:: Selected text ::
New York Cent. R. Co. v. Commissioner of Internal Rev.

Decision Date12 August 1935
Docket Number191.,No. 72,72
Citation79 F.2d 247
PartiesNEW YORK CENT. R. CO. v. COMMISSIONER OF INTERNAL REVENUE. COMMISSIONER OF INTERNAL REVENUE v. NEW YORK CENT. R. CO.
CourtU.S. Court of Appeals — Second Circuit

Clive C. Handy, of New York City (Leo Manville, of New York City, of counsel), for New York Cent. R. Co.

Frank J. Wideman, Asst. Atty. Gen. (Sewall Key and Morton K. Rothschild, Sp. Assts. to Atty. Gen., of counsel), for Commissioner.

Before MANTON, SWAN, and AUGUSTUS N. HAND, Circuit Judges.

SWAN, Circuit Judge.

The first question presented by the taxpayer's petition is whether the discount on bonds sold by predecessor corporations, which were consolidated to form the petitioner, can be amortized over the life of the bonds and a proportionate part thereof be deducted in each of the taxable years in question. The taxpayer made its income returns upon the accrual basis. Had the petitioner itself issued the bonds, there could be no doubt of its right to take a deduction of amortized bond discount in its income tax returns. Old Mission Portland Cement Co. v. Helvering, 293 U. S. 289, 55 S. Ct. 158, 160, 79 L. Ed. 367; Helvering v. Union Pacific R. Co., 293 U. S. 282, 55 S. Ct. 165, 79 L. Ed. 363. But the Commissioner contends that the right to the deduction is limited to the issuing corporation and excludes any deduction for amortization of discount upon bonds issued by a predecessor in ownership of the railroad property; and the Board of Tax Appeals so held, relying upon its own prior decisions, one of which was reversed in Western Maryland R. Co. v. Commissioner, 33 F.(2d) 695 (C. C. A. 4).
:::
:: Data extract ::
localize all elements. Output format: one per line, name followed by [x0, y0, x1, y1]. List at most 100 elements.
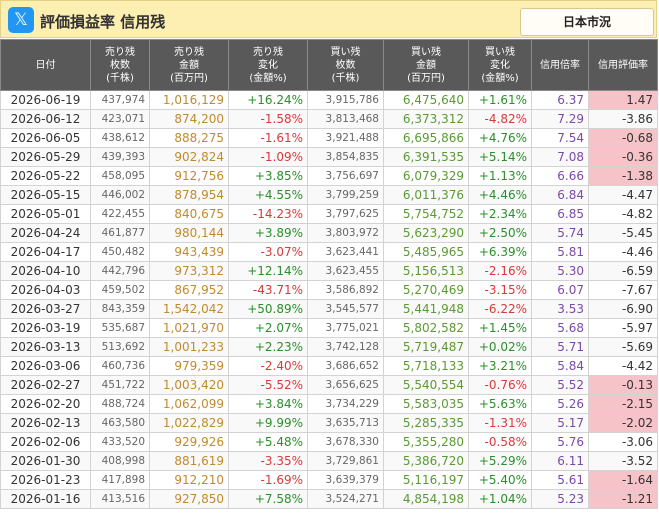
column-header-date[interactable]: 日付 [0, 39, 91, 91]
cell-sell-change: -3.07% [228, 242, 308, 262]
cell-margin-eval-rate: -3.86 [588, 109, 658, 129]
column-header-line: 信用評価率 [598, 59, 648, 71]
x-logo-icon[interactable]: 𝕏 [8, 7, 34, 33]
cell-sell-amount: 881,619 [149, 451, 229, 471]
cell-date: 2026-02-27 [0, 375, 91, 395]
column-header-sell-change[interactable]: 売り残 変化 (金額%) [228, 39, 308, 91]
cell-buy-amount: 6,079,329 [383, 166, 469, 186]
cell-buy-change: +5.63% [468, 394, 532, 414]
cell-sell-qty: 423,071 [90, 109, 150, 129]
cell-sell-change: +12.14% [228, 261, 308, 281]
cell-buy-change: -0.76% [468, 375, 532, 395]
cell-buy-change: +1.45% [468, 318, 532, 338]
cell-sell-amount: 1,062,099 [149, 394, 229, 414]
table-row: 2026-04-17 450,482 943,439 -3.07% 3,623,441 5… [0, 242, 658, 262]
cell-sell-change: +3.85% [228, 166, 308, 186]
cell-buy-qty: 3,623,455 [307, 261, 384, 281]
column-header-margin-eval-rate[interactable]: 信用評価率 [588, 39, 658, 91]
cell-buy-change: +0.02% [468, 337, 532, 357]
cell-buy-amount: 5,719,487 [383, 337, 469, 357]
table-row: 2026-05-29 439,393 902,824 -1.09% 3,854,835 6… [0, 147, 658, 167]
column-header-margin-ratio[interactable]: 信用倍率 [531, 39, 589, 91]
cell-buy-amount: 5,583,035 [383, 394, 469, 414]
cell-sell-qty: 408,998 [90, 451, 150, 471]
cell-margin-eval-rate: -6.90 [588, 299, 658, 319]
cell-buy-amount: 6,695,866 [383, 128, 469, 148]
cell-buy-qty: 3,797,625 [307, 204, 384, 224]
cell-buy-qty: 3,799,259 [307, 185, 384, 205]
cell-buy-qty: 3,921,488 [307, 128, 384, 148]
cell-margin-eval-rate: -1.38 [588, 166, 658, 186]
table-row: 2026-02-13 463,580 1,022,829 +9.99% 3,635,71… [0, 413, 658, 433]
column-header-line: 金額 [179, 59, 199, 71]
cell-buy-change: -6.22% [468, 299, 532, 319]
margin-balance-table: 日付 売り残 枚数 (千株) 売り残 金額 (百万円) 売り残 変化 (金額%) 買い残 枚数 (千株)… [0, 39, 658, 509]
cell-sell-amount: 878,954 [149, 185, 229, 205]
cell-date: 2026-05-01 [0, 204, 91, 224]
cell-margin-eval-rate: -4.42 [588, 356, 658, 376]
column-header-sell-qty[interactable]: 売り残 枚数 (千株) [90, 39, 150, 91]
table-row: 2026-05-15 446,002 878,954 +4.55% 3,799,259 6… [0, 185, 658, 205]
column-header-line: 売り残 [174, 46, 204, 58]
cell-sell-amount: 888,275 [149, 128, 229, 148]
cell-buy-qty: 3,586,892 [307, 280, 384, 300]
column-header-line: (百万円) [407, 72, 445, 84]
cell-sell-qty: 535,687 [90, 318, 150, 338]
cell-buy-change: -2.16% [468, 261, 532, 281]
cell-margin-ratio: 5.30 [531, 261, 589, 281]
cell-date: 2026-05-22 [0, 166, 91, 186]
cell-sell-qty: 437,974 [90, 90, 150, 110]
cell-margin-ratio: 5.17 [531, 413, 589, 433]
cell-sell-qty: 513,692 [90, 337, 150, 357]
cell-margin-eval-rate: -7.67 [588, 280, 658, 300]
column-header-line: 枚数 [110, 59, 130, 71]
table-row: 2026-03-19 535,687 1,021,970 +2.07% 3,775,02… [0, 318, 658, 338]
cell-sell-change: +50.89% [228, 299, 308, 319]
cell-margin-eval-rate: -4.82 [588, 204, 658, 224]
cell-buy-qty: 3,656,625 [307, 375, 384, 395]
cell-margin-ratio: 3.53 [531, 299, 589, 319]
cell-date: 2026-02-13 [0, 413, 91, 433]
cell-sell-qty: 439,393 [90, 147, 150, 167]
cell-buy-change: -1.31% [468, 413, 532, 433]
cell-sell-amount: 867,952 [149, 280, 229, 300]
cell-margin-ratio: 6.37 [531, 90, 589, 110]
cell-buy-amount: 5,285,335 [383, 413, 469, 433]
cell-margin-ratio: 5.74 [531, 223, 589, 243]
cell-sell-qty: 446,002 [90, 185, 150, 205]
cell-sell-change: +3.89% [228, 223, 308, 243]
column-header-sell-amount[interactable]: 売り残 金額 (百万円) [149, 39, 229, 91]
table-row: 2026-03-06 460,736 979,359 -2.40% 3,686,652 5… [0, 356, 658, 376]
cell-margin-eval-rate: -4.46 [588, 242, 658, 262]
cell-buy-amount: 5,623,290 [383, 223, 469, 243]
cell-buy-qty: 3,854,835 [307, 147, 384, 167]
cell-sell-change: +5.48% [228, 432, 308, 452]
column-header-buy-change[interactable]: 買い残 変化 (金額%) [468, 39, 532, 91]
cell-buy-change: +2.50% [468, 223, 532, 243]
cell-date: 2026-05-29 [0, 147, 91, 167]
column-header-buy-qty[interactable]: 買い残 枚数 (千株) [307, 39, 384, 91]
cell-margin-ratio: 5.81 [531, 242, 589, 262]
table-row: 2026-01-16 413,516 927,850 +7.58% 3,524,271 4… [0, 489, 658, 509]
cell-margin-ratio: 6.66 [531, 166, 589, 186]
cell-buy-qty: 3,742,128 [307, 337, 384, 357]
cell-date: 2026-04-24 [0, 223, 91, 243]
cell-buy-change: +6.39% [468, 242, 532, 262]
cell-margin-eval-rate: -6.59 [588, 261, 658, 281]
cell-sell-amount: 1,016,129 [149, 90, 229, 110]
cell-date: 2026-04-10 [0, 261, 91, 281]
cell-buy-qty: 3,813,468 [307, 109, 384, 129]
cell-margin-ratio: 5.23 [531, 489, 589, 509]
japan-market-button[interactable]: 日本市況 [520, 8, 654, 36]
cell-sell-amount: 943,439 [149, 242, 229, 262]
column-header-line: (金額%) [481, 72, 519, 84]
cell-buy-amount: 6,475,640 [383, 90, 469, 110]
cell-sell-amount: 912,210 [149, 470, 229, 490]
cell-buy-change: +5.29% [468, 451, 532, 471]
cell-buy-change: -0.58% [468, 432, 532, 452]
cell-buy-change: +1.04% [468, 489, 532, 509]
column-header-line: 買い残 [411, 46, 441, 58]
cell-buy-amount: 5,441,948 [383, 299, 469, 319]
column-header-buy-amount[interactable]: 買い残 金額 (百万円) [383, 39, 469, 91]
cell-buy-change: +4.46% [468, 185, 532, 205]
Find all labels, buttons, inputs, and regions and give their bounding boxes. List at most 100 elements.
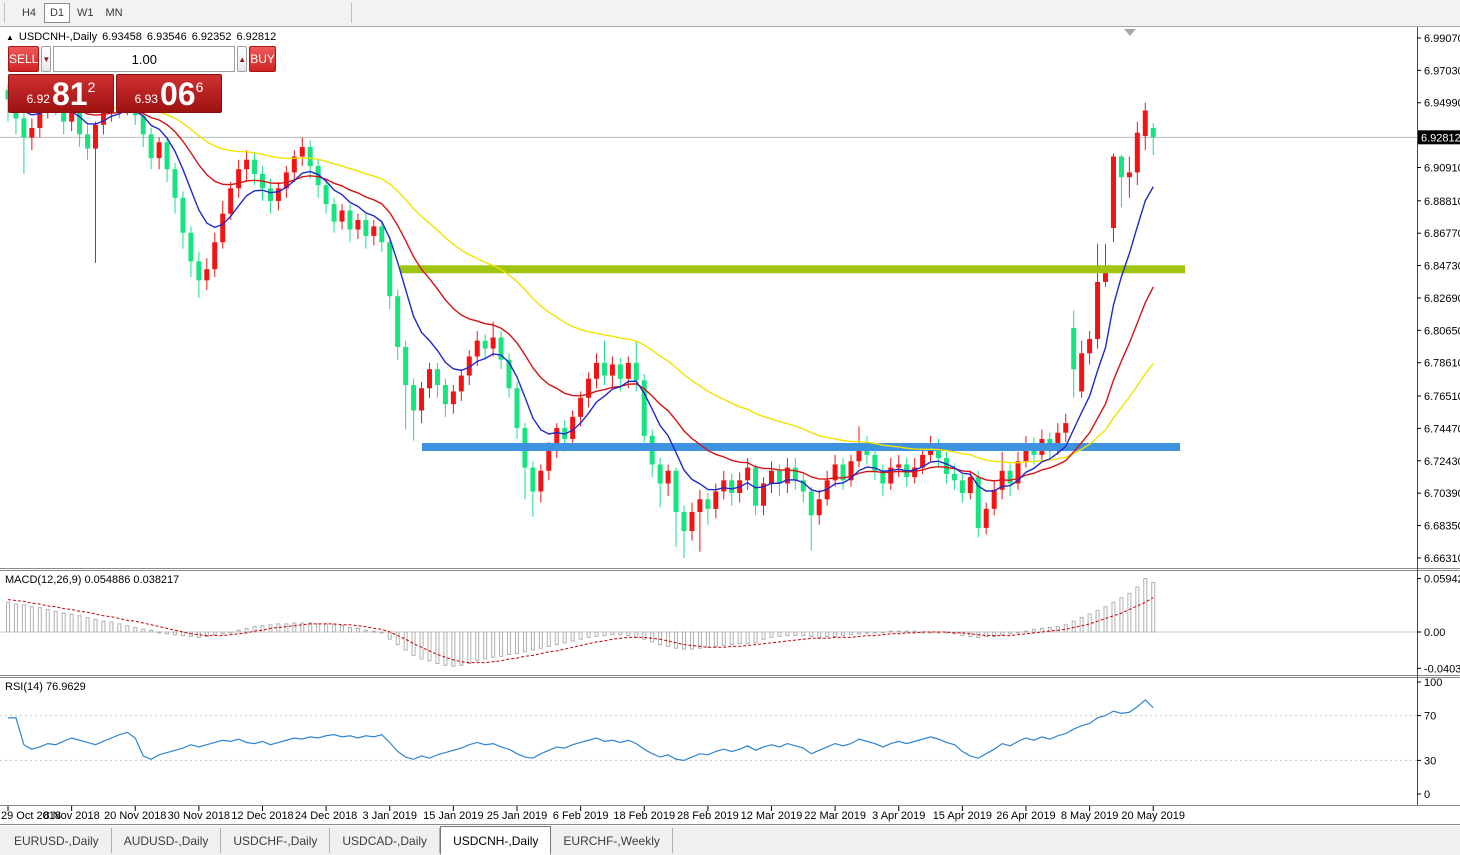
macd-histogram-bar xyxy=(602,631,607,637)
macd-histogram-bar xyxy=(244,627,249,633)
macd-histogram-bar xyxy=(586,631,591,638)
volume-up-button[interactable]: ▲ xyxy=(237,46,248,72)
buy-button[interactable]: BUY xyxy=(249,46,276,72)
price-axis-label: 6.70390 xyxy=(1424,488,1460,500)
chart-tab-usdcad-daily[interactable]: USDCAD-,Daily xyxy=(330,828,441,853)
candle-body xyxy=(578,397,584,417)
macd-histogram-bar xyxy=(85,617,90,633)
macd-histogram-bar xyxy=(1127,592,1132,633)
macd-histogram-bar xyxy=(427,631,432,662)
price-axis-label: 6.97030 xyxy=(1424,65,1460,77)
candle-body xyxy=(729,480,735,493)
volume-input[interactable] xyxy=(53,46,236,72)
chart-tab-usdchf-daily[interactable]: USDCHF-,Daily xyxy=(221,828,331,853)
chart-canvas[interactable]: 6.99070 6.97030 6.94990 6.90910 6.88810 6.867… xyxy=(0,0,1460,826)
price-axis-label: 6.94990 xyxy=(1424,98,1460,110)
date-axis-label: 26 Apr 2019 xyxy=(996,810,1055,822)
macd-histogram-bar xyxy=(689,631,694,650)
macd-histogram-bar xyxy=(459,631,464,666)
price-axis-label: 6.86770 xyxy=(1424,228,1460,240)
macd-histogram-bar xyxy=(1079,617,1084,633)
macd-histogram-bar xyxy=(125,625,130,633)
macd-histogram-bar xyxy=(984,631,989,637)
buy-price-panel[interactable]: 6.93 06 6 xyxy=(116,74,222,113)
macd-histogram-bar xyxy=(554,631,559,646)
date-axis-label: 15 Apr 2019 xyxy=(933,810,992,822)
candle-body xyxy=(1095,281,1101,340)
macd-histogram-bar xyxy=(69,613,74,633)
candle-body xyxy=(633,362,639,381)
toolbar-separator xyxy=(350,3,352,23)
sell-price-panel[interactable]: 6.92 81 2 xyxy=(8,74,114,113)
candle-body xyxy=(85,134,91,149)
macd-histogram-bar xyxy=(483,631,488,660)
macd-histogram-bar xyxy=(1039,627,1044,633)
candle-body xyxy=(721,480,727,492)
candle-body xyxy=(148,134,154,159)
chart-tab-audusd-daily[interactable]: AUDUSD-,Daily xyxy=(112,828,222,853)
price-axis-label: 6.78610 xyxy=(1424,358,1460,370)
candle-body xyxy=(880,470,886,484)
macd-histogram-bar xyxy=(332,624,337,633)
candle-body xyxy=(570,416,576,440)
macd-histogram-bar xyxy=(355,627,360,633)
rsi-axis-label: 30 xyxy=(1424,755,1436,767)
ohlc-close: 6.92812 xyxy=(236,31,277,43)
candle-body xyxy=(808,491,814,516)
macd-histogram-bar xyxy=(634,631,639,638)
macd-histogram-bar xyxy=(912,630,917,633)
candle-body xyxy=(419,388,425,411)
candle-body xyxy=(1134,132,1140,173)
timeframe-button-d1[interactable]: D1 xyxy=(44,3,70,23)
chart-tab-usdcnh-daily[interactable]: USDCNH-,Daily xyxy=(440,826,552,855)
macd-histogram-bar xyxy=(570,631,575,642)
candle-body xyxy=(888,467,894,484)
macd-histogram-bar xyxy=(1008,631,1013,635)
macd-histogram-bar xyxy=(1031,628,1036,633)
rsi-indicator-label: RSI(14) 76.9629 xyxy=(5,681,86,693)
macd-histogram-bar xyxy=(992,631,997,637)
candle-body xyxy=(379,226,385,243)
macd-histogram-bar xyxy=(801,631,806,637)
macd-histogram-bar xyxy=(173,631,178,636)
candle-body xyxy=(275,188,281,201)
macd-histogram-bar xyxy=(292,622,297,633)
ohlc-open: 6.93458 xyxy=(102,31,142,43)
macd-histogram-bar xyxy=(674,631,679,649)
date-axis-label: 6 Feb 2019 xyxy=(553,810,609,822)
macd-histogram-bar xyxy=(745,631,750,645)
macd-histogram-bar xyxy=(363,629,368,633)
date-axis-label: 29 Oct 2018 xyxy=(1,810,61,822)
candle-body xyxy=(856,443,862,462)
price-axis-label: 6.76510 xyxy=(1424,391,1460,403)
macd-histogram-bar xyxy=(642,631,647,640)
volume-down-button[interactable]: ▼ xyxy=(41,46,52,72)
candle-body xyxy=(188,232,194,262)
timeframe-button-h4[interactable]: H4 xyxy=(21,7,37,19)
sell-button[interactable]: SELL xyxy=(8,46,40,72)
chart-tabs-bar: EURUSD-,Daily AUDUSD-,Daily USDCHF-,Daily U… xyxy=(0,826,1460,855)
macd-histogram-bar xyxy=(562,631,567,644)
candle-body xyxy=(411,385,417,411)
macd-histogram-bar xyxy=(610,631,615,636)
candle-body xyxy=(1087,339,1093,354)
timeframe-button-w1[interactable]: W1 xyxy=(77,7,94,19)
chart-tab-eurchf-weekly[interactable]: EURCHF-,Weekly xyxy=(551,828,673,853)
candle-body xyxy=(776,470,782,484)
date-axis-label: 24 Dec 2018 xyxy=(295,810,357,822)
date-axis-label: 25 Jan 2019 xyxy=(487,810,548,822)
ohlc-high: 6.93546 xyxy=(146,31,187,43)
macd-histogram-bar xyxy=(141,628,146,633)
collapse-panel-icon[interactable]: ▲ xyxy=(6,32,14,42)
candle-body xyxy=(554,427,560,449)
macd-histogram-bar xyxy=(785,631,790,637)
macd-histogram-bar xyxy=(260,625,265,633)
candle-body xyxy=(220,213,226,243)
chart-tab-eurusd-daily[interactable]: EURUSD-,Daily xyxy=(2,828,112,853)
macd-histogram-bar xyxy=(522,631,527,653)
candle-body xyxy=(252,159,258,175)
timeframe-group: H4 D1 W1 MN xyxy=(9,0,129,26)
candle-body xyxy=(991,489,997,509)
timeframe-button-mn[interactable]: MN xyxy=(105,7,123,19)
macd-histogram-bar xyxy=(379,631,384,634)
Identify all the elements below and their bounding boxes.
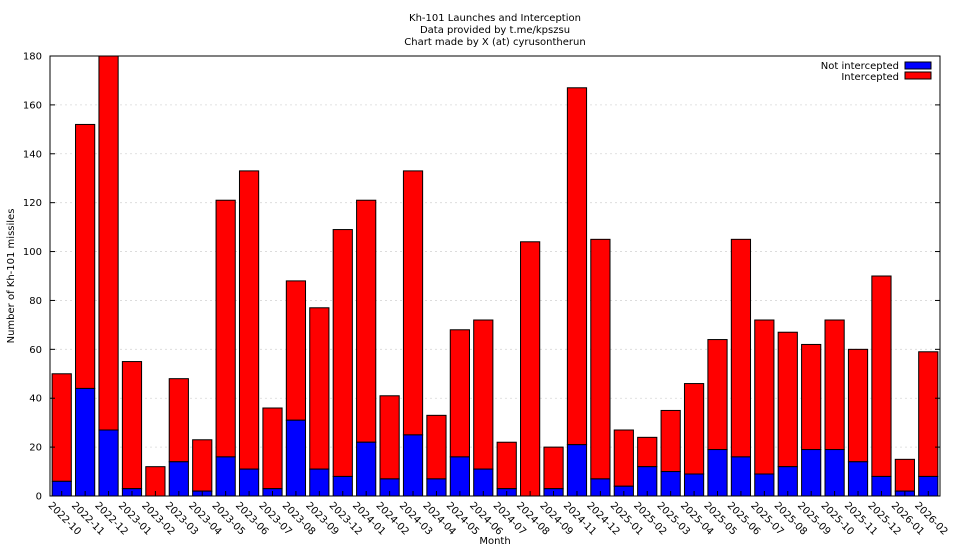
:::
• [Given request] From the court opinion above, reproduce word for word the part that opens with the words containing "Clive C. Handy, of" and closes with "HAND, Circuit Judges.".

• [Solution below]
Clive C. Handy, of New York City (Leo Manville, of New York City, of counsel), for New York Cent. R. Co.

Frank J. Wideman, Asst. Atty. Gen. (Sewall Key and Morton K. Rothschild, Sp. Assts. to Atty. Gen., of counsel), for Commissioner.

Before MANTON, SWAN, and AUGUSTUS N. HAND, Circuit Judges.